Extracted data entries

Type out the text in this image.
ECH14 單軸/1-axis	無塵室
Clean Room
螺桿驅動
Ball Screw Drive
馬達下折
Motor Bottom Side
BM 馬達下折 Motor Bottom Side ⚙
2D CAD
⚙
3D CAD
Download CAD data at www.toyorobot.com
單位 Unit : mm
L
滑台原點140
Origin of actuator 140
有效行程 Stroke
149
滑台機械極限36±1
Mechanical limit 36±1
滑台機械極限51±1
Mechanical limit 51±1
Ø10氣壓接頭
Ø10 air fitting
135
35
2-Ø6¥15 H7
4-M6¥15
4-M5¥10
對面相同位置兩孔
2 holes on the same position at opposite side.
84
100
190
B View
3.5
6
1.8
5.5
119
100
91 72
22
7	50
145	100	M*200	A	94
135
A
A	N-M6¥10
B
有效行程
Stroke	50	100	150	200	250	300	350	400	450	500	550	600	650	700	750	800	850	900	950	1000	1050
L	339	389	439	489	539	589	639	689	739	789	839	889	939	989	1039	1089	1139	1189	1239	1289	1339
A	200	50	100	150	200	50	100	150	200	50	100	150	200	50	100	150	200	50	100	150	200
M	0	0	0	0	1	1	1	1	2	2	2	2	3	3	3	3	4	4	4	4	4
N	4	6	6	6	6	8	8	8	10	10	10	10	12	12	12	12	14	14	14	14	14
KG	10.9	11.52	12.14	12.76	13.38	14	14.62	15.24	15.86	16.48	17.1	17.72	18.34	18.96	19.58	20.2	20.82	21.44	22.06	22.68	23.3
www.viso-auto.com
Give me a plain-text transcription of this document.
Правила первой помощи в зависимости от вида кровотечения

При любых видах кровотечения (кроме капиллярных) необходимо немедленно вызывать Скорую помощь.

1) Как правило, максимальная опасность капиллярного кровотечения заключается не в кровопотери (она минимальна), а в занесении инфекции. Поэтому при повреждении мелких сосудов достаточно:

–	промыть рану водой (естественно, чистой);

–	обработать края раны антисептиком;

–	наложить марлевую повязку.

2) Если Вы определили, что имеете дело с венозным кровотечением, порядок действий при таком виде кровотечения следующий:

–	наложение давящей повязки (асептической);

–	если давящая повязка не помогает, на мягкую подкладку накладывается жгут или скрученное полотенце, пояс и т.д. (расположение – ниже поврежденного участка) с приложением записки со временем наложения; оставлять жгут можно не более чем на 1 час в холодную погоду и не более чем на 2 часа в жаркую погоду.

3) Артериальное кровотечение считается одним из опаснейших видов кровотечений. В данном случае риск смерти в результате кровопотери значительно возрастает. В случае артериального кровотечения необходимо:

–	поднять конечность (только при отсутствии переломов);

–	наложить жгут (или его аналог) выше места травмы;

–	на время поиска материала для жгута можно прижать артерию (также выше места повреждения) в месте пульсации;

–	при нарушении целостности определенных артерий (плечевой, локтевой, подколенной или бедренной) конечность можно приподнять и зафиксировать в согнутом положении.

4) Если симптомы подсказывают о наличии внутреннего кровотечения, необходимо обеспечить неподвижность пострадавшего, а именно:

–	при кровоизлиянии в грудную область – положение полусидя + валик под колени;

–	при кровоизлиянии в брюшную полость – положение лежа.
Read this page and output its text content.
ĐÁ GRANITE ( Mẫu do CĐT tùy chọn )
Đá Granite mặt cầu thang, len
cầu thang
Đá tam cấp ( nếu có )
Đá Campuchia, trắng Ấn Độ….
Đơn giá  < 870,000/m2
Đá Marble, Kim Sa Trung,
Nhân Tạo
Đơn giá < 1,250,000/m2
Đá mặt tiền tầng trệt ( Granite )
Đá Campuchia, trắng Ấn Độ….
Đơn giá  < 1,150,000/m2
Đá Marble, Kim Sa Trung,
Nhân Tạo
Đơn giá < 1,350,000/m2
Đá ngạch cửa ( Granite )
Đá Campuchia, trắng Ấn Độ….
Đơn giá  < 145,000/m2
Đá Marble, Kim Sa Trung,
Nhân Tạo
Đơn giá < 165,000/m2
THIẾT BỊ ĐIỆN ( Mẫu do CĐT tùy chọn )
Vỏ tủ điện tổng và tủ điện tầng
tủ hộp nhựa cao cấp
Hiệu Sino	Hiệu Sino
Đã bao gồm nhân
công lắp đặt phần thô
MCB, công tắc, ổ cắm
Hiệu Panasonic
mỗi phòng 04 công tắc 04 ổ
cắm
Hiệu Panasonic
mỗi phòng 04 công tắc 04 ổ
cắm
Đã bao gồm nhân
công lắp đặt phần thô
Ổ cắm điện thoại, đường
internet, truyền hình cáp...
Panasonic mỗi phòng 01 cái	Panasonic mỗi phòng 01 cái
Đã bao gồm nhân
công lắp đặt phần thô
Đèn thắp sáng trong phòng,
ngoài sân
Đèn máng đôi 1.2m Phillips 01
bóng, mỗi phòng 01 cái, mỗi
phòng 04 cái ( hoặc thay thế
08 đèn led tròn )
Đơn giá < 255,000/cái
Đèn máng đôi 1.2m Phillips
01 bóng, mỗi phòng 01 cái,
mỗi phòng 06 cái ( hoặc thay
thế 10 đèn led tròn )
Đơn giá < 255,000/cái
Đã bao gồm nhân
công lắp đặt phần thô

The exercise => Write out every entry verbatim.

Written answer =>
Type out the text in this image.
ECH14 單軸/1-axis	無塵室
Clean Room
螺桿驅動
Ball Screw Drive
馬達下折
Motor Bottom Side
BM 馬達下折 Motor Bottom Side ⚙
2D CAD
⚙
3D CAD
Download CAD data at www.toyorobot.com
單位 Unit : mm
L
滑台原點140
Origin of actuator 140
有效行程 Stroke
149
滑台機械極限36±1
Mechanical limit 36±1
滑台機械極限51±1
Mechanical limit 51±1
Ø10氣壓接頭
Ø10 air fitting
135
35
2-Ø6¥15 H7
4-M6¥15
4-M5¥10
對面相同位置兩孔
2 holes on the same position at opposite side.
84
100
190
B View
3.5
6
1.8
5.5
119
100
91 72
22
7	50
145	100	M*200	A	94
135
A
A	N-M6¥10
B
有效行程
Stroke	50	100	150	200	250	300	350	400	450	500	550	600	650	700	750	800	850	900	950	1000	1050
L	339	389	439	489	539	589	639	689	739	789	839	889	939	989	1039	1089	1139	1189	1239	1289	1339
A	200	50	100	150	200	50	100	150	200	50	100	150	200	50	100	150	200	50	100	150	200
M	0	0	0	0	1	1	1	1	2	2	2	2	3	3	3	3	4	4	4	4	4
N	4	6	6	6	6	8	8	8	10	10	10	10	12	12	12	12	14	14	14	14	14
KG	10.9	11.52	12.14	12.76	13.38	14	14.62	15.24	15.86	16.48	17.1	17.72	18.34	18.96	19.58	20.2	20.82	21.44	22.06	22.68	23.3
www.viso-auto.com
Give me a plain-text transcription of this document.
Правила первой помощи в зависимости от вида кровотечения

При любых видах кровотечения (кроме капиллярных) необходимо немедленно вызывать Скорую помощь.

1) Как правило, максимальная опасность капиллярного кровотечения заключается не в кровопотери (она минимальна), а в занесении инфекции. Поэтому при повреждении мелких сосудов достаточно:

–	промыть рану водой (естественно, чистой);

–	обработать края раны антисептиком;

–	наложить марлевую повязку.

2) Если Вы определили, что имеете дело с венозным кровотечением, порядок действий при таком виде кровотечения следующий:

–	наложение давящей повязки (асептической);

–	если давящая повязка не помогает, на мягкую подкладку накладывается жгут или скрученное полотенце, пояс и т.д. (расположение – ниже поврежденного участка) с приложением записки со временем наложения; оставлять жгут можно не более чем на 1 час в холодную погоду и не более чем на 2 часа в жаркую погоду.

3) Артериальное кровотечение считается одним из опаснейших видов кровотечений. В данном случае риск смерти в результате кровопотери значительно возрастает. В случае артериального кровотечения необходимо:

–	поднять конечность (только при отсутствии переломов);

–	наложить жгут (или его аналог) выше места травмы;

–	на время поиска материала для жгута можно прижать артерию (также выше места повреждения) в месте пульсации;

–	при нарушении целостности определенных артерий (плечевой, локтевой, подколенной или бедренной) конечность можно приподнять и зафиксировать в согнутом положении.

4) Если симптомы подсказывают о наличии внутреннего кровотечения, необходимо обеспечить неподвижность пострадавшего, а именно:

–	при кровоизлиянии в грудную область – положение полусидя + валик под колени;

–	при кровоизлиянии в брюшную полость – положение лежа.
Read this page and output its text content.
ĐÁ GRANITE ( Mẫu do CĐT tùy chọn )
Đá Granite mặt cầu thang, len
cầu thang
Đá tam cấp ( nếu có )
Đá Campuchia, trắng Ấn Độ….
Đơn giá  < 870,000/m2
Đá Marble, Kim Sa Trung,
Nhân Tạo
Đơn giá < 1,250,000/m2
Đá mặt tiền tầng trệt ( Granite )
Đá Campuchia, trắng Ấn Độ….
Đơn giá  < 1,150,000/m2
Đá Marble, Kim Sa Trung,
Nhân Tạo
Đơn giá < 1,350,000/m2
Đá ngạch cửa ( Granite )
Đá Campuchia, trắng Ấn Độ….
Đơn giá  < 145,000/m2
Đá Marble, Kim Sa Trung,
Nhân Tạo
Đơn giá < 165,000/m2
THIẾT BỊ ĐIỆN ( Mẫu do CĐT tùy chọn )
Vỏ tủ điện tổng và tủ điện tầng
tủ hộp nhựa cao cấp
Hiệu Sino	Hiệu Sino
Đã bao gồm nhân
công lắp đặt phần thô
MCB, công tắc, ổ cắm
Hiệu Panasonic
mỗi phòng 04 công tắc 04 ổ
cắm
Hiệu Panasonic
mỗi phòng 04 công tắc 04 ổ
cắm
Đã bao gồm nhân
công lắp đặt phần thô
Ổ cắm điện thoại, đường
internet, truyền hình cáp...
Panasonic mỗi phòng 01 cái	Panasonic mỗi phòng 01 cái
Đã bao gồm nhân
công lắp đặt phần thô
Đèn thắp sáng trong phòng,
ngoài sân
Đèn máng đôi 1.2m Phillips 01
bóng, mỗi phòng 01 cái, mỗi
phòng 04 cái ( hoặc thay thế
08 đèn led tròn )
Đơn giá < 255,000/cái
Đèn máng đôi 1.2m Phillips
01 bóng, mỗi phòng 01 cái,
mỗi phòng 06 cái ( hoặc thay
thế 10 đèn led tròn )
Đơn giá < 255,000/cái
Đã bao gồm nhân
công lắp đặt phần thô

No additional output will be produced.